__Texto de lectura__:
= = = = =

Basta una vida justa, la suya, entregada por muchos, para que
la misericordia de Dios llegue a todos. Basta Jesús mismo
Abrahán
puso a prueba la misericordia de Dios: “Si
hay cincuenta inocentes en la ciudad, ¿los destruirás y no perdonarás al lugar
por los cincuenta inocentes que hay en él?”. Y Dios le responde
mostrándole su misericordia infinita: “Si
encuentro en la ciudad de Sodoma cincuenta inocentes, perdonaré a toda la
ciudad en atención a ellos”.
Abrahán intercede por su
pueblo. Pide por ellos para salvarlos. Y Dios promete misericordia. Basta con
encontrar un puñado de justos para salvar a todos. El número baja de cincuenta.
¿Es suficiente con unos pocos justos? ¿Bastaría un solo justo para salvar todo
un pueblo? ¿Habrá un hombre justo?
Hoy veo a mi alrededor tanta desconfianza… Lo entiendo. Hay
demasiada corrupción, fraudes, engaños. ¿En quién se puede confiar? ¿Quién es
suficientemente justo como para permanecer fiel después de ser tentado?
Conozco hombres justos.
Conozco santos en este mundo. Yo no los canonizaría, no soy quién. Pero sí
defendería su justicia, su forma de vivir y enfrentar las dificultades, su
forma de amar desde la misericordia. Me conmueve.
Veo cómo son y sé que a
personas como ellos es a los que se refiere Abrahán. Basta
con unos pocos para salvar a muchos. ¿Los conozco? ¿No estoy yo llamado a
ser uno de ellos?
Jesús, que es justo, viene a
salvarme a mí que soy pecador. Viene a salvar a todo mi pueblo. Basta una vida
justa, la suya, entregada por muchos, para que la misericordia de Dios llegue a
todos. Basta Jesús mismo.
Y siguiendo su ejemplo yo
estoy llamado a hacer lo mismo. Quiero ser justo.
En ocasiones creo que Dios
será más misericordioso si yo soy justo. O si algunos hombres son santos
haciendo su querer. Pero no es
así. No es esa la razón por la que Dios es misericordioso conmigo.
Su
misericordia es eterna, es sin medida, no se fija en mi mal, ni en mis caídas. Actúa
con misericordia siempre salvando al que ha caído.
Pero yo sí necesito encontrarme
con personas sin tacha, con personas buenas, que me animen a creer en la
misericordia de Dios. Personas que
actúan atadas a Dios. Como ángeles de Dios en la tierra.
Puede que les exija a veces
lo imposible. Quiero que sean justos aquellos a los que sigo, aquellos en los
que creo. No quiero que me decepcionen.
Asumo
que pueden fallar. Pero no quiero que caigan. Porque cuando lo hacen es como si
se cayera por tierra toda mi esperanza.

= = = = =

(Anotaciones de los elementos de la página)
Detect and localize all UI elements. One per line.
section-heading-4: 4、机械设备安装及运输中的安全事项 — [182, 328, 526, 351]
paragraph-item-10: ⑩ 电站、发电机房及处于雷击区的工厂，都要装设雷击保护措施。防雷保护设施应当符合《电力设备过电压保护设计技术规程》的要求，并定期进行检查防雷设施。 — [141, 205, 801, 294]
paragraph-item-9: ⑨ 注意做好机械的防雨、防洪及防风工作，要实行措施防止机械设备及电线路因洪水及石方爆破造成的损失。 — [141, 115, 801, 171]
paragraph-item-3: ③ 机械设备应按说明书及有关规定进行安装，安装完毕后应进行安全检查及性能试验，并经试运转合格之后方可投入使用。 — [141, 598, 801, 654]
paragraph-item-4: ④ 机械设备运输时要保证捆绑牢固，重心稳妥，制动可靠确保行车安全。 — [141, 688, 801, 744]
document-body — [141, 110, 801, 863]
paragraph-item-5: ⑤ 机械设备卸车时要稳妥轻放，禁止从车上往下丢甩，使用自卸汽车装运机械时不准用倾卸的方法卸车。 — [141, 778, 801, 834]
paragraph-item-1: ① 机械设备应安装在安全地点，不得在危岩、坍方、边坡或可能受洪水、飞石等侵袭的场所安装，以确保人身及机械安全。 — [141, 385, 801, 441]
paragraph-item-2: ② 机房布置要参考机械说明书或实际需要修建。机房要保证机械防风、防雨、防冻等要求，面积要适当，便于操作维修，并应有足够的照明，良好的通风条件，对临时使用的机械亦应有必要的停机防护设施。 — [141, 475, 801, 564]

= = = = =

Sigue escribiendo la reflexión sobre Abrahán y la misericordia de Dios a partir del punto en que se detiene. No hace falta consultar los registros.

Me duele el pecado de los
hombres porque me hace pensar que es imposible ser santo. Y acabo pensando que
nadie puede. Pero no es verdad.
Sé que pueden
los que se saben pequeños y débiles. Pueden los que reconocen que la fuerza de
Dios es la única fuerza que importa. Y se miran con alegría sabiendo que Dios
los ama como son. Ese amor es lo que cuenta.
Pero veo claro que yo no
acabo de creerme del todo que la debilidad sea lo que Dios más ama en mí. Aquello
sobre lo que Él construye. Comenta el padre José Kentenich:
“Cada uno de nosotros es una mina de oro. No
somos tan malos por el pecado original, como con frecuencia pensamos. Hay
muchas cosas muy buenas en cada uno. Especialmente en nosotros que hemos
mostrado que sabemos entregarnos de un modo noble. Pero esto vale también de
otros. Y si encuentran al hombre más infame en la calle. Esto fue la pieza
capital de Don Bosco. Siempre y siempre estaba buscando
el punto de contacto: ¿Dónde
hay aquí una predisposición noble, también en el criminal? Esto lo debo
abrazar interiormente con fe, debo estar convencido de esto”.
Abrahán cree en la bondad
oculta debajo del pecado de todo un pueblo. Habrá algunos justos, piensa él.
Dios también cree en la bondad que hay detrás de mi debilidad. Construye sobre
mi barro manchado, oscuro, sin luz.
La misericordia de Dios es
la que me salva de los límites que yo mismo me impongo. Me rescata desde ese
pecado que mancilla mi alma clara.
Dios me mira con
misericordia y esa mirada me basta para que se eleve mi ánimo y pueda seguir
creyendo en lo bueno que hay en mi corazón y en el corazón de las personas.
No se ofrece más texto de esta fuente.